Supplied entries.
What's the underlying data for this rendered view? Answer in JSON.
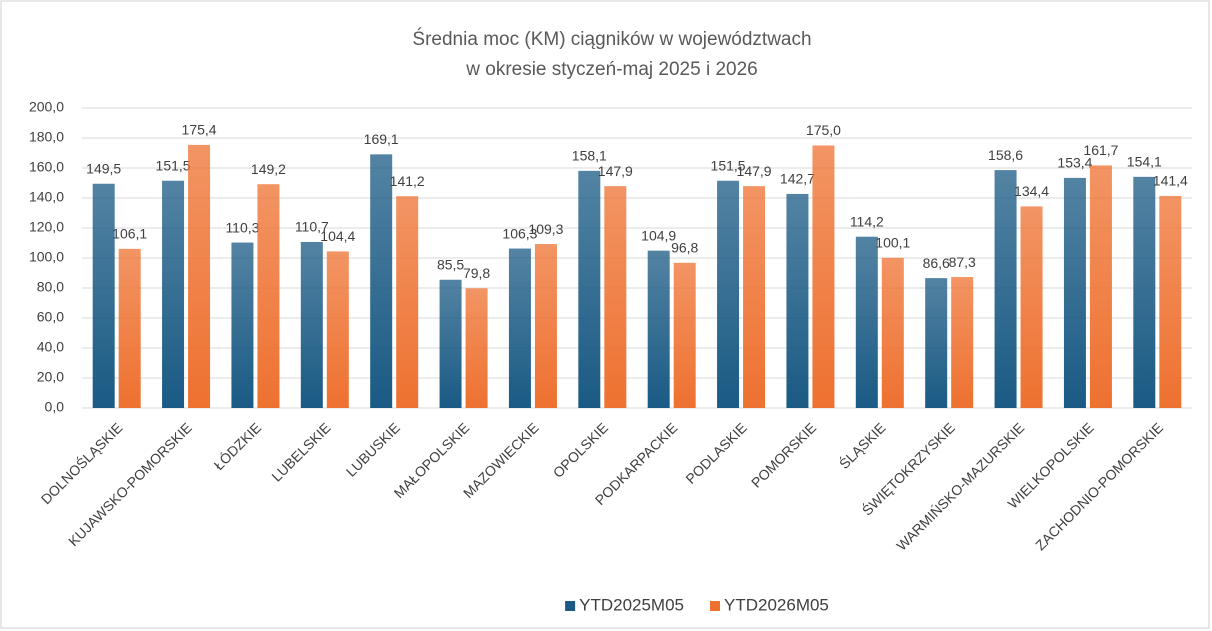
{
  "chart_data": {
    "type": "bar",
    "title": [
      "Średnia moc (KM) ciągników w województwach",
      "w okresie styczeń-maj 2025 i 2026"
    ],
    "categories": [
      "DOLNOŚLĄSKIE",
      "KUJAWSKO-POMORSKIE",
      "ŁÓDZKIE",
      "LUBELSKIE",
      "LUBUSKIE",
      "MAŁOPOLSKIE",
      "MAZOWIECKIE",
      "OPOLSKIE",
      "PODKARPACKIE",
      "PODLASKIE",
      "POMORSKIE",
      "ŚLĄSKIE",
      "ŚWIĘTOKRZYSKIE",
      "WARMIŃSKO-MAZURSKIE",
      "WIELKOPOLSKIE",
      "ZACHODNIO-POMORSKIE"
    ],
    "series": [
      {
        "name": "YTD2025M05",
        "color": "#1a5a84",
        "values": [
          149.5,
          151.5,
          110.3,
          110.7,
          169.1,
          85.5,
          106.3,
          158.1,
          104.9,
          151.5,
          142.7,
          114.2,
          86.6,
          158.6,
          153.4,
          154.1
        ],
        "value_labels": [
          "149,5",
          "151,5",
          "110,3",
          "110,7",
          "169,1",
          "85,5",
          "106,3",
          "158,1",
          "104,9",
          "151,5",
          "142,7",
          "114,2",
          "86,6",
          "158,6",
          "153,4",
          "154,1"
        ]
      },
      {
        "name": "YTD2026M05",
        "color": "#ee7130",
        "values": [
          106.1,
          175.4,
          149.2,
          104.4,
          141.2,
          79.8,
          109.3,
          147.9,
          96.8,
          147.9,
          175.0,
          100.1,
          87.3,
          134.4,
          161.7,
          141.4
        ],
        "value_labels": [
          "106,1",
          "175,4",
          "149,2",
          "104,4",
          "141,2",
          "79,8",
          "109,3",
          "147,9",
          "96,8",
          "147,9",
          "175,0",
          "100,1",
          "87,3",
          "134,4",
          "161,7",
          "141,4"
        ]
      }
    ],
    "ylim": [
      0,
      200
    ],
    "yticks": [
      {
        "value": 0,
        "label": "0,0"
      },
      {
        "value": 20,
        "label": "20,0"
      },
      {
        "value": 40,
        "label": "40,0"
      },
      {
        "value": 60,
        "label": "60,0"
      },
      {
        "value": 80,
        "label": "80,0"
      },
      {
        "value": 100,
        "label": "100,0"
      },
      {
        "value": 120,
        "label": "120,0"
      },
      {
        "value": 140,
        "label": "140,0"
      },
      {
        "value": 160,
        "label": "160,0"
      },
      {
        "value": 180,
        "label": "180,0"
      },
      {
        "value": 200,
        "label": "200,0"
      }
    ],
    "grid": true,
    "legend": "bottom"
  }
}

The request.
Quote each line of the listing exactly, but leave the pictures out.

Complete answer.
What's the underlying data for this rendered view? Answer in JSON.
{
  "chart_data": {
    "type": "bar",
    "title": [
      "Średnia moc (KM) ciągników w województwach",
      "w okresie styczeń-maj 2025 i 2026"
    ],
    "categories": [
      "DOLNOŚLĄSKIE",
      "KUJAWSKO-POMORSKIE",
      "ŁÓDZKIE",
      "LUBELSKIE",
      "LUBUSKIE",
      "MAŁOPOLSKIE",
      "MAZOWIECKIE",
      "OPOLSKIE",
      "PODKARPACKIE",
      "PODLASKIE",
      "POMORSKIE",
      "ŚLĄSKIE",
      "ŚWIĘTOKRZYSKIE",
      "WARMIŃSKO-MAZURSKIE",
      "WIELKOPOLSKIE",
      "ZACHODNIO-POMORSKIE"
    ],
    "series": [
      {
        "name": "YTD2025M05",
        "color": "#1a5a84",
        "values": [
          149.5,
          151.5,
          110.3,
          110.7,
          169.1,
          85.5,
          106.3,
          158.1,
          104.9,
          151.5,
          142.7,
          114.2,
          86.6,
          158.6,
          153.4,
          154.1
        ],
        "value_labels": [
          "149,5",
          "151,5",
          "110,3",
          "110,7",
          "169,1",
          "85,5",
          "106,3",
          "158,1",
          "104,9",
          "151,5",
          "142,7",
          "114,2",
          "86,6",
          "158,6",
          "153,4",
          "154,1"
        ]
      },
      {
        "name": "YTD2026M05",
        "color": "#ee7130",
        "values": [
          106.1,
          175.4,
          149.2,
          104.4,
          141.2,
          79.8,
          109.3,
          147.9,
          96.8,
          147.9,
          175.0,
          100.1,
          87.3,
          134.4,
          161.7,
          141.4
        ],
        "value_labels": [
          "106,1",
          "175,4",
          "149,2",
          "104,4",
          "141,2",
          "79,8",
          "109,3",
          "147,9",
          "96,8",
          "147,9",
          "175,0",
          "100,1",
          "87,3",
          "134,4",
          "161,7",
          "141,4"
        ]
      }
    ],
    "ylim": [
      0,
      200
    ],
    "yticks": [
      {
        "value": 0,
        "label": "0,0"
      },
      {
        "value": 20,
        "label": "20,0"
      },
      {
        "value": 40,
        "label": "40,0"
      },
      {
        "value": 60,
        "label": "60,0"
      },
      {
        "value": 80,
        "label": "80,0"
      },
      {
        "value": 100,
        "label": "100,0"
      },
      {
        "value": 120,
        "label": "120,0"
      },
      {
        "value": 140,
        "label": "140,0"
      },
      {
        "value": 160,
        "label": "160,0"
      },
      {
        "value": 180,
        "label": "180,0"
      },
      {
        "value": 200,
        "label": "200,0"
      }
    ],
    "grid": true,
    "legend": "bottom"
  }
}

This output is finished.